## SET EXERCISE 1
In the passage on EPC building energy rating, which standard is the normative EPC rating method based on?
## SET EXERCISE 2
Extend the passage on EPC building energy rating from its last line onward.

## TEXT EXCERPT
- - -

It is evident that the current methods for “post-evaluation” are insufficient to maintain and support dialogues between engineering technology and architecture design in the conceptual or preliminary design stage (as well as for building renovation) [16,17]. Many aspects of performance in this stage can only be interpreted based on qualitative judgments since sophisticated dynamic energy simulation programs (e.g., the European ESP-r, the US standard program DOE-2 and its successor EnergyPlus, and the IDA program) require whole building modelling [18,19]. However, the specifications of every single material parameter and the dynamic environmental conditions are unavailable in the initial stage. It is also time-consuming for comprehensive data preparation and computing processing, and unpredictable manifestations of the architectural design in its future and changing context of use make it more difficult to be conducted by quantitative analyses [1,20]. In this situation, the EPC is appropriate for estimating where and when the availability of the specialized strategies or the optimal combinations among a dozen strategies can be considered in the initial stages of design for architects and then can be followed up by the appropriate provision in the actual design.
The normative EPC rating method could be regarded as an alternative to the LEED-EAcl score, a non-simulation-based simpler method, which is widely accepted in Europe based on the EN ISO 52016-1:2021 [21]. Each building energy performance rating method has a distinct approach to the calculation of building energy efficiency. Many papers [15,19,22,23,24,25,26,27] discussed the basis of the calculations and compared them on the merits of their methods. The absolute differences between the outcomes of the two methods were found to be 20% or less in the Energy Use Intensities (EUIs), and EPC was observed to be equally adequate for the building rankings [28]. Figure 2 depicts a schematic diagram of this normatively defined calculation procedure for building performance analysis. In level one, the total thermal energy demand is calculated without any system information. It could be interpreted as the building energy performance evaluation in the primary stage. It takes into account energy gain (i.e., solar, internal, and system heat sources) and loss (i.e., transmission and ventilation), as well as thermal inertia driven by the building mass. This thermal energy demand, in turn, determines the energy consumption in level two, where the delivered energy is separately designed and calculated for each energy carrier (water or air delivery and transmission losses). On-site renewable energy generation is considered, and according to the delivered energy calculation of this level, the primary energy and carbon emissions are calculated in level three. The specific details of the energy supply utilities and network could be added. This study uses Tech-Opt [29], an added feature to the EPC calculator, in level one, which is based on a metaheuristic method. Due to the complexity of the optimization problem, the evolutionary algorithm is the means that best suits this optimization task [30,31].
Figure 2. Energy calculation flowchart of the EPC.

- - -

## GIVEN MATERIAL
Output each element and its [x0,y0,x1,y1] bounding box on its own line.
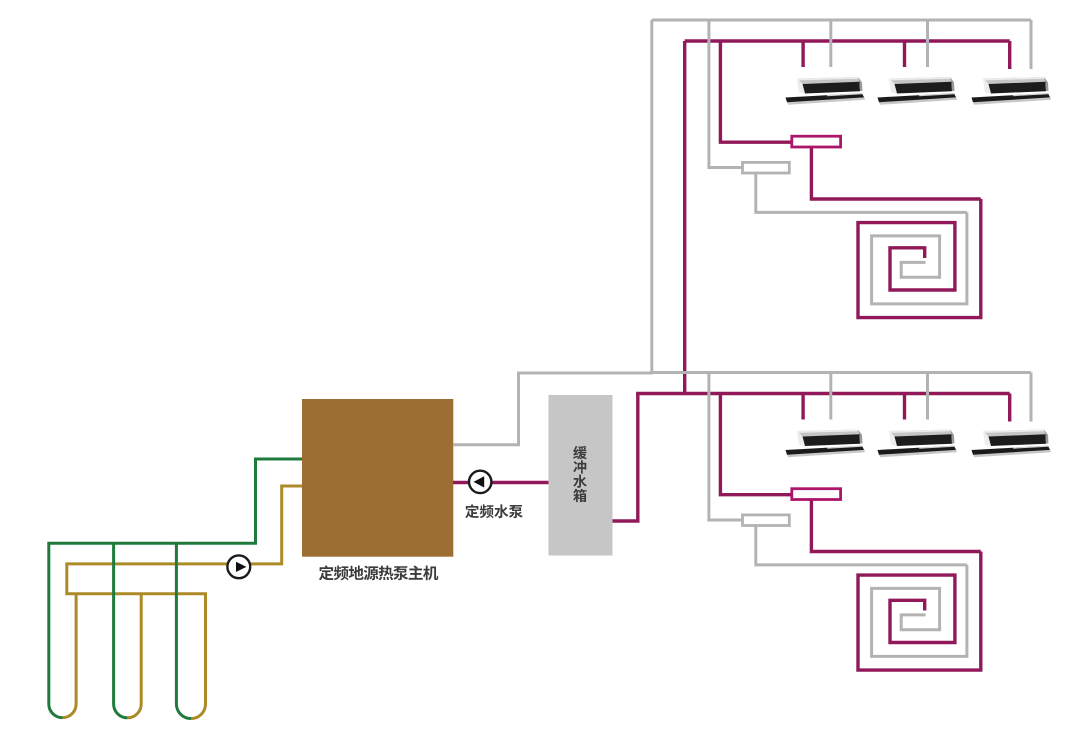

- - -

## FINAL ANSWER 1
EN ISO 52016-1:2021.

## FINAL ANSWER 2
2. Methodology

To establish an effective dialogue between architectural design and engineering-related building thermal performance assessment, a deterministic optimization mechanism was developed for sustainable building retrofit measures. Three outstanding characteristics of buildings on campus were considered during the retrofitting decision-making. (1) The renewable and diversified educational and sociable needs of the building space require confirmation. (2) The energy distribution of a single building unit is affected by others in the network. (3) Obvious energy consumption periodicity could be observed due to winter and summer vacations, making it profitable to implement energy-efficient strategies during these periods.
In this study, for question (1), EPC-TechOpt was utilized to redesign the building according to the functional needs, while considering optimal solutions for diverse needs such as space function, cultural environment, heritage of historical buildings, energy conservation, and performance maintenance and update. For questions (2) and (3), EPC Calibration was employed for information acquisition and input data optimization. The calibration process was based on the minimization of the overall difference between the values from the real building utility data and the results from the simulation. The weighted method was used to adjust the energy supply based on the needs of teaching activities (Figure 3).
Figure 3. Research framework of the methodology.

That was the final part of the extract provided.